• Supplied records
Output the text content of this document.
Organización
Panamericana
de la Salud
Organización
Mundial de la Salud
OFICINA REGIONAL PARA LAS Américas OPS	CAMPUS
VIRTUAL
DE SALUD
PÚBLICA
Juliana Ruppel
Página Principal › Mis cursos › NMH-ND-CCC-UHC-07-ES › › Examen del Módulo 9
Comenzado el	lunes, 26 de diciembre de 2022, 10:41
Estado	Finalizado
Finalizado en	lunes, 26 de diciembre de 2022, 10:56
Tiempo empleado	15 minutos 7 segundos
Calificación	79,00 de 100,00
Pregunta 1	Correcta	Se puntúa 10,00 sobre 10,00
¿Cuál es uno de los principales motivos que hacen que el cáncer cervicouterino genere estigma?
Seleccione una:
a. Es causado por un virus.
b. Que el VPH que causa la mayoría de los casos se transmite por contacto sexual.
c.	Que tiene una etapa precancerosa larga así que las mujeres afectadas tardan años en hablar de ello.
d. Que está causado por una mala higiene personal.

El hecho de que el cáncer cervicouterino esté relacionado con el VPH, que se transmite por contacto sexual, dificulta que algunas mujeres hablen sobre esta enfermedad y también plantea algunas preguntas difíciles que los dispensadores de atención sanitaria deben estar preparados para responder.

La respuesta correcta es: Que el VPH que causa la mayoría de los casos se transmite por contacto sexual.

• Assigned task
In your answer, reproduce every entry exactly as it was written.

• Reply
Output the text content of this document.
Organización
Panamericana
de la Salud
Organización
Mundial de la Salud
OFICINA REGIONAL PARA LAS Américas OPS	CAMPUS
VIRTUAL
DE SALUD
PÚBLICA
Juliana Ruppel
Página Principal › Mis cursos › NMH-ND-CCC-UHC-07-ES › › Examen del Módulo 9
Comenzado el	lunes, 26 de diciembre de 2022, 10:41
Estado	Finalizado
Finalizado en	lunes, 26 de diciembre de 2022, 10:56
Tiempo empleado	15 minutos 7 segundos
Calificación	79,00 de 100,00
Pregunta 1	Correcta	Se puntúa 10,00 sobre 10,00
¿Cuál es uno de los principales motivos que hacen que el cáncer cervicouterino genere estigma?
Seleccione una:
a. Es causado por un virus.
b. Que el VPH que causa la mayoría de los casos se transmite por contacto sexual.
c.	Que tiene una etapa precancerosa larga así que las mujeres afectadas tardan años en hablar de ello.
d. Que está causado por una mala higiene personal.

El hecho de que el cáncer cervicouterino esté relacionado con el VPH, que se transmite por contacto sexual, dificulta que algunas mujeres hablen sobre esta enfermedad y también plantea algunas preguntas difíciles que los dispensadores de atención sanitaria deben estar preparados para responder.

La respuesta correcta es: Que el VPH que causa la mayoría de los casos se transmite por contacto sexual.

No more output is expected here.